Reproduce the listing word for word. Skip any image.

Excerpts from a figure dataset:
---

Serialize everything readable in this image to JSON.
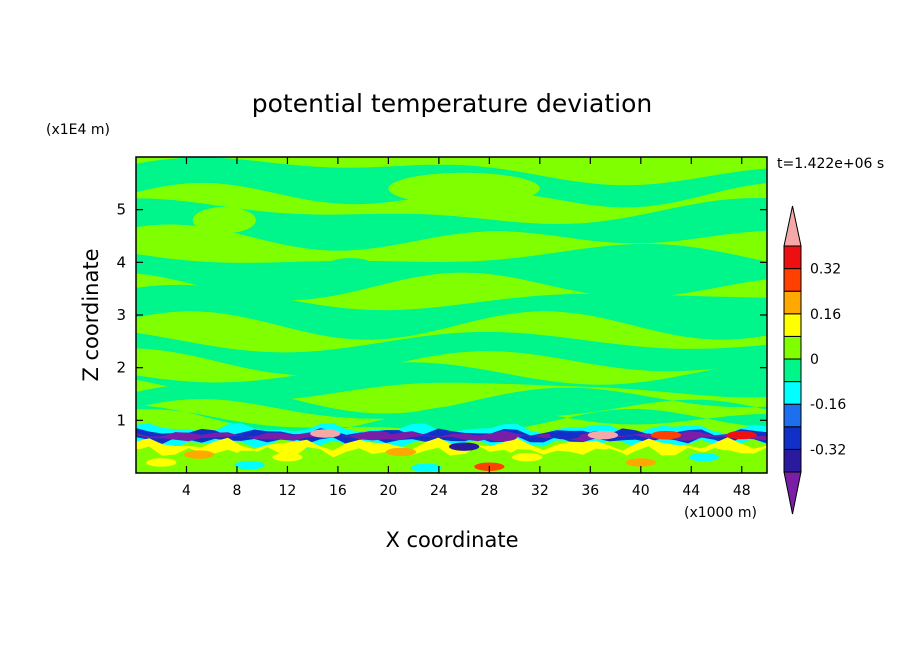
{
  "chart_data": {
    "type": "heatmap",
    "title": "potential temperature deviation",
    "xlabel": "X coordinate",
    "ylabel": "Z coordinate",
    "x_unit_label": "(x1000 m)",
    "y_unit_label": "(x1E4 m)",
    "time_label": "t=1.422e+06 s",
    "xlim": [
      0,
      50
    ],
    "ylim": [
      0,
      6
    ],
    "x_ticks": [
      4,
      8,
      12,
      16,
      20,
      24,
      28,
      32,
      36,
      40,
      44,
      48
    ],
    "y_ticks": [
      1,
      2,
      3,
      4,
      5
    ],
    "colorbar": {
      "levels": [
        -0.4,
        -0.32,
        -0.24,
        -0.16,
        -0.08,
        0,
        0.08,
        0.16,
        0.24,
        0.32,
        0.4
      ],
      "labeled_ticks": [
        "0.32",
        "0.16",
        "0",
        "-0.16",
        "-0.32"
      ],
      "labeled_values": [
        0.32,
        0.16,
        0,
        -0.16,
        -0.32
      ],
      "colors": [
        "#7a1ea8",
        "#2a1a9e",
        "#1030c8",
        "#1e6ef0",
        "#00ffff",
        "#00f58a",
        "#80ff00",
        "#ffff00",
        "#ffa800",
        "#ff4000",
        "#ee1010",
        "#f5a8a8"
      ],
      "extend": "both"
    }
  }
}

---

(Output for this task)
Serialize everything readable in this image to JSON.
{
  "chart_data": {
    "type": "heatmap",
    "title": "potential temperature deviation",
    "xlabel": "X coordinate",
    "ylabel": "Z coordinate",
    "x_unit_label": "(x1000 m)",
    "y_unit_label": "(x1E4 m)",
    "time_label": "t=1.422e+06 s",
    "xlim": [
      0,
      50
    ],
    "ylim": [
      0,
      6
    ],
    "x_ticks": [
      4,
      8,
      12,
      16,
      20,
      24,
      28,
      32,
      36,
      40,
      44,
      48
    ],
    "y_ticks": [
      1,
      2,
      3,
      4,
      5
    ],
    "colorbar": {
      "levels": [
        -0.4,
        -0.32,
        -0.24,
        -0.16,
        -0.08,
        0,
        0.08,
        0.16,
        0.24,
        0.32,
        0.4
      ],
      "labeled_ticks": [
        "0.32",
        "0.16",
        "0",
        "-0.16",
        "-0.32"
      ],
      "labeled_values": [
        0.32,
        0.16,
        0,
        -0.16,
        -0.32
      ],
      "colors": [
        "#7a1ea8",
        "#2a1a9e",
        "#1030c8",
        "#1e6ef0",
        "#00ffff",
        "#00f58a",
        "#80ff00",
        "#ffff00",
        "#ffa800",
        "#ff4000",
        "#ee1010",
        "#f5a8a8"
      ],
      "extend": "both"
    }
  }
}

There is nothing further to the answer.